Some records
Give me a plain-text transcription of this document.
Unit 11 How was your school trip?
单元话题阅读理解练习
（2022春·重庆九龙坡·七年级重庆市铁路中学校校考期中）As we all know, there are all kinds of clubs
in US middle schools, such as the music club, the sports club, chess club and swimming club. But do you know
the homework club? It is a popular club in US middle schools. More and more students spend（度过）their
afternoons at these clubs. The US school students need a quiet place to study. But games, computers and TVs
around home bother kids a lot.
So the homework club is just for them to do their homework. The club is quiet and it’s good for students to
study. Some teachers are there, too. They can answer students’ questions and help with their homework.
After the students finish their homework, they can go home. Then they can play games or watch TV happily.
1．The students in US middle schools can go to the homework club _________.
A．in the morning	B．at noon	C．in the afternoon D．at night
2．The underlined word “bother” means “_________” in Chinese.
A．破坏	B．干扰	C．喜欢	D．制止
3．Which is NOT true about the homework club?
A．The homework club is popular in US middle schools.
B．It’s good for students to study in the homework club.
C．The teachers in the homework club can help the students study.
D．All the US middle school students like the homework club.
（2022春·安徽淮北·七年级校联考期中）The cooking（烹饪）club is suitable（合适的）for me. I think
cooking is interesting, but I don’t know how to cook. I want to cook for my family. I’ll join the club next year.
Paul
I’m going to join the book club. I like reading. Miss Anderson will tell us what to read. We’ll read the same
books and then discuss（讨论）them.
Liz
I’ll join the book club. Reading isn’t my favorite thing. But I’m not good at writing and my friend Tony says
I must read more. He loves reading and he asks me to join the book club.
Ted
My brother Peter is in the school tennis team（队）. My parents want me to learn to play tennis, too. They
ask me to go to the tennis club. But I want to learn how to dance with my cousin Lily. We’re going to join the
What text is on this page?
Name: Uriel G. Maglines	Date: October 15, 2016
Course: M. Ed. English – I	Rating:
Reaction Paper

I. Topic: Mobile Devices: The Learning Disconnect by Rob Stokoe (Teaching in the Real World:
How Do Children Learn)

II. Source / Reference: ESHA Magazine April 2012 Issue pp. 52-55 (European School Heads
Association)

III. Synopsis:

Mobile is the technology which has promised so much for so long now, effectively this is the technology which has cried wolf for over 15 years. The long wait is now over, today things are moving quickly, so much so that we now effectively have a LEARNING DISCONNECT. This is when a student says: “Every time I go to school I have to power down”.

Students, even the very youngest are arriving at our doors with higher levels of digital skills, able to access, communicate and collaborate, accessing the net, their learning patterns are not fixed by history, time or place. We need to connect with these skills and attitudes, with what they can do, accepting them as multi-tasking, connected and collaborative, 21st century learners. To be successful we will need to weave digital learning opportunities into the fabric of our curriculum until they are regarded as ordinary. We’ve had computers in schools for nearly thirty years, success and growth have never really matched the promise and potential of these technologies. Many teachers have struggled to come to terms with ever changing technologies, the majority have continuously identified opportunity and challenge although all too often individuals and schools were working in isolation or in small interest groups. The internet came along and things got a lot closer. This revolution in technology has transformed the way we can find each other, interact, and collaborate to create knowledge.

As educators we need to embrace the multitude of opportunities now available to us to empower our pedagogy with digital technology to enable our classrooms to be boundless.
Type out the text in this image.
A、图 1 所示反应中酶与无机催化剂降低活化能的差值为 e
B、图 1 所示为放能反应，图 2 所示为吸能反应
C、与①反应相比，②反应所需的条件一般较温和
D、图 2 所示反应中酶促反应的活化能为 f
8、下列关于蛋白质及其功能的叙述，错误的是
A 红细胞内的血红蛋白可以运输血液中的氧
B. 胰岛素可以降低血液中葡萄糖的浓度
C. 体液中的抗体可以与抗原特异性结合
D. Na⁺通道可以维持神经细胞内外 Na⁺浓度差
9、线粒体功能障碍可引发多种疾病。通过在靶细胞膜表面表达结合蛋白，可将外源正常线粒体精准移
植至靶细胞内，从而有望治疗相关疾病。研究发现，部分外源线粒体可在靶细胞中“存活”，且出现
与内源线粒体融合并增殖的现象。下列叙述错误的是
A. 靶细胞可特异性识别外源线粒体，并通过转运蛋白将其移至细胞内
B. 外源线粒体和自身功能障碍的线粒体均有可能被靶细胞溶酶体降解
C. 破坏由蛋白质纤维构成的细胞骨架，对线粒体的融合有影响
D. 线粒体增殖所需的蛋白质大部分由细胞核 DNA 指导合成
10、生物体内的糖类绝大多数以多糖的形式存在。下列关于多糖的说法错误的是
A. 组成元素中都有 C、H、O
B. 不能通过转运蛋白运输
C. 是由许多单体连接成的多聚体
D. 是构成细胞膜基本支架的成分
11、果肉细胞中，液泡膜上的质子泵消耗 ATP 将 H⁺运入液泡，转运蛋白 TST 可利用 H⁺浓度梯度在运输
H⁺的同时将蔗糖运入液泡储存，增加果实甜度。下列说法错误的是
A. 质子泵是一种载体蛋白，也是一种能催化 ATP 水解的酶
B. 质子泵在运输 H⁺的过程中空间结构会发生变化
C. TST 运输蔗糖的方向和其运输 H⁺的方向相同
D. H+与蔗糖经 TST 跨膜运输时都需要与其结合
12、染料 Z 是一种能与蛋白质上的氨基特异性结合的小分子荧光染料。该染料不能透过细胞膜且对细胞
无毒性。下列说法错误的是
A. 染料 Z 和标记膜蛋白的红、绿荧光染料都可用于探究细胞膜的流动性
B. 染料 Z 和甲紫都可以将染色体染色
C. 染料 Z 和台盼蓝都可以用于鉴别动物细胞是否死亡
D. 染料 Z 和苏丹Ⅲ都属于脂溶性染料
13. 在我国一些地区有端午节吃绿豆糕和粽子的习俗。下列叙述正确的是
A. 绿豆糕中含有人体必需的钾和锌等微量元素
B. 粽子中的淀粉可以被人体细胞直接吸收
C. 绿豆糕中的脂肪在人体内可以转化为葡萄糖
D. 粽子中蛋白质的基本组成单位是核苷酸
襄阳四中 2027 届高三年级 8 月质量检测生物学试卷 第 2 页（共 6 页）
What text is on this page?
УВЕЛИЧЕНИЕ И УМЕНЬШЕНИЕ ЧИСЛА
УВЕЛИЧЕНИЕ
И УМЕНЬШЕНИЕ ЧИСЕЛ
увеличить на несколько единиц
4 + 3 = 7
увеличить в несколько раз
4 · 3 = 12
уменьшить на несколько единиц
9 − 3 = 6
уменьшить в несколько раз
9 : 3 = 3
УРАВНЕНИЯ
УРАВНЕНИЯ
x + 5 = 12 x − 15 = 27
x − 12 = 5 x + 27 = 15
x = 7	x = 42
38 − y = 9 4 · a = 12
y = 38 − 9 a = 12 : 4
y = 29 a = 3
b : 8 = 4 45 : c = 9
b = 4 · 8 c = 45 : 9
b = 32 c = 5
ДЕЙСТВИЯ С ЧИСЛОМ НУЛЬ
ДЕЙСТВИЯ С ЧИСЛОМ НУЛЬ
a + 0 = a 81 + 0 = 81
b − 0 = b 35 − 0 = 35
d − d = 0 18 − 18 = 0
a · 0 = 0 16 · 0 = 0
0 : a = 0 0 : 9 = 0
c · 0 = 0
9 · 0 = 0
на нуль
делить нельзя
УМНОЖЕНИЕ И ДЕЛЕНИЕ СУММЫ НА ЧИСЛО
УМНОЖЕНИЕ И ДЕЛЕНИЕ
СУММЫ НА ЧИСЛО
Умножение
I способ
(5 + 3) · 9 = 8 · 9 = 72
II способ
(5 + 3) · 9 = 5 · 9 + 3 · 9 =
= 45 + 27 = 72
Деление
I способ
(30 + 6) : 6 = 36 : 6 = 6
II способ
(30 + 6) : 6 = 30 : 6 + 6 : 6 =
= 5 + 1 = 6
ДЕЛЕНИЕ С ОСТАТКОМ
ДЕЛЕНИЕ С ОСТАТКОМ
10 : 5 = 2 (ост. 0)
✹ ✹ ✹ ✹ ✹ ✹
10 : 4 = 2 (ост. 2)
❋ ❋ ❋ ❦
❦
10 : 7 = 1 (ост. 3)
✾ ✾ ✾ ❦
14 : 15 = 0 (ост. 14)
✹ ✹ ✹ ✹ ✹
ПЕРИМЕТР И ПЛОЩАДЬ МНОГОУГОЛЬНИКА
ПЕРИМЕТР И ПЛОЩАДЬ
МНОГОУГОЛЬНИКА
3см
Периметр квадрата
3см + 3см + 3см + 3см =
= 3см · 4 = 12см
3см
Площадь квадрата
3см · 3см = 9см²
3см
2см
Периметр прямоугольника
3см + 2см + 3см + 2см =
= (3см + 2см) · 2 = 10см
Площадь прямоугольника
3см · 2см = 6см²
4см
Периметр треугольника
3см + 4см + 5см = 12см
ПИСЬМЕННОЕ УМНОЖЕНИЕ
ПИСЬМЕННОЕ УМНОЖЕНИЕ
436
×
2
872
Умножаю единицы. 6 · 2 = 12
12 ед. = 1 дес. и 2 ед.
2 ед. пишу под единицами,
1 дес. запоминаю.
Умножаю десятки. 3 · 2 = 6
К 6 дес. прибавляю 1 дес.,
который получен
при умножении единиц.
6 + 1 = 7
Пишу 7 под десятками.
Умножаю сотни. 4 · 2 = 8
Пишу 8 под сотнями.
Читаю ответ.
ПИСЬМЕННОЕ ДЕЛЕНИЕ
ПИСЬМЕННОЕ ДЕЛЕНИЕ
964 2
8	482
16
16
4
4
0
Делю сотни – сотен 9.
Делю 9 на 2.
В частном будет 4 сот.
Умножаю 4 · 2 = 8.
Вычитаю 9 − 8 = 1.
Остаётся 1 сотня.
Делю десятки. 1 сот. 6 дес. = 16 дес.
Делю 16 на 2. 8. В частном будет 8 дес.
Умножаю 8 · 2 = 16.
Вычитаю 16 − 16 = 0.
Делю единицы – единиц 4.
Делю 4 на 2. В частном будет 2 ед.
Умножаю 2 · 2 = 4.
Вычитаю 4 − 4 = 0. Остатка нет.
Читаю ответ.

Work required » Filter the listing for the word "下列说法错误的是" and copy every line that holds it.

Task response »
H⁺的同时将蔗糖运入液泡储存，增加果实甜度。下列说法错误的是
无毒性。下列说法错误的是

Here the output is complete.